The request → Retype all the entries word for word, but omit the pictures.

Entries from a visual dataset
####################

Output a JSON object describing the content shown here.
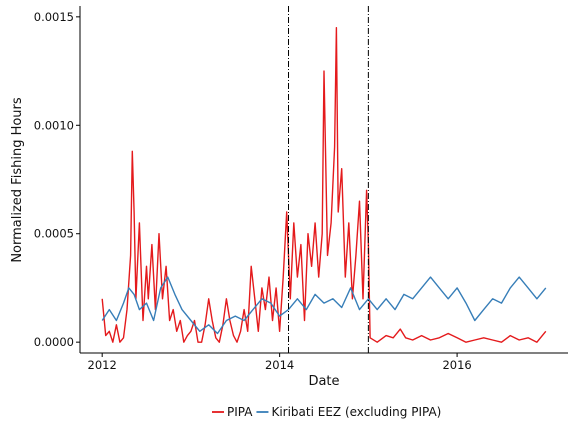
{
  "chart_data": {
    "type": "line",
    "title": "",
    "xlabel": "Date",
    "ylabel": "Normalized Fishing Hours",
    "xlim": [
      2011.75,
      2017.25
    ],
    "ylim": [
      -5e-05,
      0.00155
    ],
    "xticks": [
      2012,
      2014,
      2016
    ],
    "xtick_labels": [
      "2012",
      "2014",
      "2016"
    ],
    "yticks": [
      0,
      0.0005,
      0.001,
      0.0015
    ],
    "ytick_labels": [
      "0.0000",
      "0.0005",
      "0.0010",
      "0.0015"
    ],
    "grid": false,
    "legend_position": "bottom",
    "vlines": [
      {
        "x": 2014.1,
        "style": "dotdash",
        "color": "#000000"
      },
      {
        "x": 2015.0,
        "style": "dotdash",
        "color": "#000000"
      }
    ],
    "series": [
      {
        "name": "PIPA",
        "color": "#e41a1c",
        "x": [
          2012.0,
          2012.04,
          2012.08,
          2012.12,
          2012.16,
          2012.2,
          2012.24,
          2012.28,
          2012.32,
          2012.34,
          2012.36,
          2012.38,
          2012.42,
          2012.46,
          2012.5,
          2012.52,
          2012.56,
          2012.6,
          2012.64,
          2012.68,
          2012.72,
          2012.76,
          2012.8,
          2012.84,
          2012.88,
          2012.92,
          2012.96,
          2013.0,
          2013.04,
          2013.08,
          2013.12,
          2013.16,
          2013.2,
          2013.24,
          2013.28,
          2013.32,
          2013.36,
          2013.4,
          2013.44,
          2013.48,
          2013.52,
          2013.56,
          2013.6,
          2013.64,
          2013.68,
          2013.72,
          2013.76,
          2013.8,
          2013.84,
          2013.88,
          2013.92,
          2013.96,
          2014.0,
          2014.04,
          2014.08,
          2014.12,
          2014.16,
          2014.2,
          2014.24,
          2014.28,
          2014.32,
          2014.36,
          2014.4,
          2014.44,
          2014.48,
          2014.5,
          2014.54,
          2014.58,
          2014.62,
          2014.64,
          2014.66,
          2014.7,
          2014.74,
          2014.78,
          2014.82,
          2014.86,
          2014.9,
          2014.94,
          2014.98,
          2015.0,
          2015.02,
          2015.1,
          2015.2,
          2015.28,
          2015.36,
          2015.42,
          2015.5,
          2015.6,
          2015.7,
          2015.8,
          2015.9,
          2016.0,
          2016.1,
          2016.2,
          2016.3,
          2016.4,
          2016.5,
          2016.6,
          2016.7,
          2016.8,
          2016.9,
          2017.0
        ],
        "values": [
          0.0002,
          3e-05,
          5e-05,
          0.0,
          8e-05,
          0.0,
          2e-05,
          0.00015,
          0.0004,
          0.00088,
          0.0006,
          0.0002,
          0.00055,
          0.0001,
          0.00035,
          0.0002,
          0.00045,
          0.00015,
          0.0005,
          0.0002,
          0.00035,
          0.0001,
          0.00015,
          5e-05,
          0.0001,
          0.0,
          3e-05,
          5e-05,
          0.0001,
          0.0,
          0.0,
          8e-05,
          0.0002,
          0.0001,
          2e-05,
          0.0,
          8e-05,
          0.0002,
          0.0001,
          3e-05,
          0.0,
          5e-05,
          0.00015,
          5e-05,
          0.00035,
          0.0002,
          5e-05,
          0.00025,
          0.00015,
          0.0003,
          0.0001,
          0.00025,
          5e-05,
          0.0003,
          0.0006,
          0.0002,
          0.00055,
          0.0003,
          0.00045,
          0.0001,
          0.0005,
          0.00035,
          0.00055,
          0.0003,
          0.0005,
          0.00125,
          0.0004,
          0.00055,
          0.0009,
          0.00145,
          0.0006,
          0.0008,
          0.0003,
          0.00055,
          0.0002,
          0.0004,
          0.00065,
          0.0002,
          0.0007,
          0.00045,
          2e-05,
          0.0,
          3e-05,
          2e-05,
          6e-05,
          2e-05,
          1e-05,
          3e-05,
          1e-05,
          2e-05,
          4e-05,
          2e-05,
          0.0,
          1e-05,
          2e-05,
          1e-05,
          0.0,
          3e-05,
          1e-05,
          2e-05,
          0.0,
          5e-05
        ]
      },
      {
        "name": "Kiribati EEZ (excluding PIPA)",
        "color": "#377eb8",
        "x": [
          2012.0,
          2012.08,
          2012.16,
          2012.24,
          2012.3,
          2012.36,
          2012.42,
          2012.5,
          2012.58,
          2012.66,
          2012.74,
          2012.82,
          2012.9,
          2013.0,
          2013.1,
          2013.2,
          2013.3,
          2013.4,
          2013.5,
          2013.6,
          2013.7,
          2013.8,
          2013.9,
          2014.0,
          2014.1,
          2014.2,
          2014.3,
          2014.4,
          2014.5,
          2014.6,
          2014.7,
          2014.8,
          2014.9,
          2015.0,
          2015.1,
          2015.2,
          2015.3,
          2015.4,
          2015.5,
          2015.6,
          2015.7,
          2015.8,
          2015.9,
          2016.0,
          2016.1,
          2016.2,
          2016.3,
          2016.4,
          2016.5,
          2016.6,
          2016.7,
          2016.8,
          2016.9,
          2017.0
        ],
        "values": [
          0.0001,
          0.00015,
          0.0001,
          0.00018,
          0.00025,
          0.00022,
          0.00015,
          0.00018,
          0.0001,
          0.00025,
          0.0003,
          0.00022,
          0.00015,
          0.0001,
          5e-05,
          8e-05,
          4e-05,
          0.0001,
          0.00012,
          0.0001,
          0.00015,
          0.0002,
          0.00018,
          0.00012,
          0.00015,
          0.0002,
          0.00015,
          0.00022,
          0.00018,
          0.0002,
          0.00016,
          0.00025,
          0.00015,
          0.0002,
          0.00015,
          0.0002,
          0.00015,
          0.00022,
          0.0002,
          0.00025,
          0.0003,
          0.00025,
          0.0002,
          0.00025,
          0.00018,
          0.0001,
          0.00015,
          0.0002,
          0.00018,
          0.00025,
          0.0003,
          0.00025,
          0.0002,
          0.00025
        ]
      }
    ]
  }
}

####################

Result of the exercise →
Output a JSON object describing the content shown here.
{
  "chart_data": {
    "type": "line",
    "title": "",
    "xlabel": "Date",
    "ylabel": "Normalized Fishing Hours",
    "xlim": [
      2011.75,
      2017.25
    ],
    "ylim": [
      -5e-05,
      0.00155
    ],
    "xticks": [
      2012,
      2014,
      2016
    ],
    "xtick_labels": [
      "2012",
      "2014",
      "2016"
    ],
    "yticks": [
      0,
      0.0005,
      0.001,
      0.0015
    ],
    "ytick_labels": [
      "0.0000",
      "0.0005",
      "0.0010",
      "0.0015"
    ],
    "grid": false,
    "legend_position": "bottom",
    "vlines": [
      {
        "x": 2014.1,
        "style": "dotdash",
        "color": "#000000"
      },
      {
        "x": 2015.0,
        "style": "dotdash",
        "color": "#000000"
      }
    ],
    "series": [
      {
        "name": "PIPA",
        "color": "#e41a1c",
        "x": [
          2012.0,
          2012.04,
          2012.08,
          2012.12,
          2012.16,
          2012.2,
          2012.24,
          2012.28,
          2012.32,
          2012.34,
          2012.36,
          2012.38,
          2012.42,
          2012.46,
          2012.5,
          2012.52,
          2012.56,
          2012.6,
          2012.64,
          2012.68,
          2012.72,
          2012.76,
          2012.8,
          2012.84,
          2012.88,
          2012.92,
          2012.96,
          2013.0,
          2013.04,
          2013.08,
          2013.12,
          2013.16,
          2013.2,
          2013.24,
          2013.28,
          2013.32,
          2013.36,
          2013.4,
          2013.44,
          2013.48,
          2013.52,
          2013.56,
          2013.6,
          2013.64,
          2013.68,
          2013.72,
          2013.76,
          2013.8,
          2013.84,
          2013.88,
          2013.92,
          2013.96,
          2014.0,
          2014.04,
          2014.08,
          2014.12,
          2014.16,
          2014.2,
          2014.24,
          2014.28,
          2014.32,
          2014.36,
          2014.4,
          2014.44,
          2014.48,
          2014.5,
          2014.54,
          2014.58,
          2014.62,
          2014.64,
          2014.66,
          2014.7,
          2014.74,
          2014.78,
          2014.82,
          2014.86,
          2014.9,
          2014.94,
          2014.98,
          2015.0,
          2015.02,
          2015.1,
          2015.2,
          2015.28,
          2015.36,
          2015.42,
          2015.5,
          2015.6,
          2015.7,
          2015.8,
          2015.9,
          2016.0,
          2016.1,
          2016.2,
          2016.3,
          2016.4,
          2016.5,
          2016.6,
          2016.7,
          2016.8,
          2016.9,
          2017.0
        ],
        "values": [
          0.0002,
          3e-05,
          5e-05,
          0.0,
          8e-05,
          0.0,
          2e-05,
          0.00015,
          0.0004,
          0.00088,
          0.0006,
          0.0002,
          0.00055,
          0.0001,
          0.00035,
          0.0002,
          0.00045,
          0.00015,
          0.0005,
          0.0002,
          0.00035,
          0.0001,
          0.00015,
          5e-05,
          0.0001,
          0.0,
          3e-05,
          5e-05,
          0.0001,
          0.0,
          0.0,
          8e-05,
          0.0002,
          0.0001,
          2e-05,
          0.0,
          8e-05,
          0.0002,
          0.0001,
          3e-05,
          0.0,
          5e-05,
          0.00015,
          5e-05,
          0.00035,
          0.0002,
          5e-05,
          0.00025,
          0.00015,
          0.0003,
          0.0001,
          0.00025,
          5e-05,
          0.0003,
          0.0006,
          0.0002,
          0.00055,
          0.0003,
          0.00045,
          0.0001,
          0.0005,
          0.00035,
          0.00055,
          0.0003,
          0.0005,
          0.00125,
          0.0004,
          0.00055,
          0.0009,
          0.00145,
          0.0006,
          0.0008,
          0.0003,
          0.00055,
          0.0002,
          0.0004,
          0.00065,
          0.0002,
          0.0007,
          0.00045,
          2e-05,
          0.0,
          3e-05,
          2e-05,
          6e-05,
          2e-05,
          1e-05,
          3e-05,
          1e-05,
          2e-05,
          4e-05,
          2e-05,
          0.0,
          1e-05,
          2e-05,
          1e-05,
          0.0,
          3e-05,
          1e-05,
          2e-05,
          0.0,
          5e-05
        ]
      },
      {
        "name": "Kiribati EEZ (excluding PIPA)",
        "color": "#377eb8",
        "x": [
          2012.0,
          2012.08,
          2012.16,
          2012.24,
          2012.3,
          2012.36,
          2012.42,
          2012.5,
          2012.58,
          2012.66,
          2012.74,
          2012.82,
          2012.9,
          2013.0,
          2013.1,
          2013.2,
          2013.3,
          2013.4,
          2013.5,
          2013.6,
          2013.7,
          2013.8,
          2013.9,
          2014.0,
          2014.1,
          2014.2,
          2014.3,
          2014.4,
          2014.5,
          2014.6,
          2014.7,
          2014.8,
          2014.9,
          2015.0,
          2015.1,
          2015.2,
          2015.3,
          2015.4,
          2015.5,
          2015.6,
          2015.7,
          2015.8,
          2015.9,
          2016.0,
          2016.1,
          2016.2,
          2016.3,
          2016.4,
          2016.5,
          2016.6,
          2016.7,
          2016.8,
          2016.9,
          2017.0
        ],
        "values": [
          0.0001,
          0.00015,
          0.0001,
          0.00018,
          0.00025,
          0.00022,
          0.00015,
          0.00018,
          0.0001,
          0.00025,
          0.0003,
          0.00022,
          0.00015,
          0.0001,
          5e-05,
          8e-05,
          4e-05,
          0.0001,
          0.00012,
          0.0001,
          0.00015,
          0.0002,
          0.00018,
          0.00012,
          0.00015,
          0.0002,
          0.00015,
          0.00022,
          0.00018,
          0.0002,
          0.00016,
          0.00025,
          0.00015,
          0.0002,
          0.00015,
          0.0002,
          0.00015,
          0.00022,
          0.0002,
          0.00025,
          0.0003,
          0.00025,
          0.0002,
          0.00025,
          0.00018,
          0.0001,
          0.00015,
          0.0002,
          0.00018,
          0.00025,
          0.0003,
          0.00025,
          0.0002,
          0.00025
        ]
      }
    ]
  }
}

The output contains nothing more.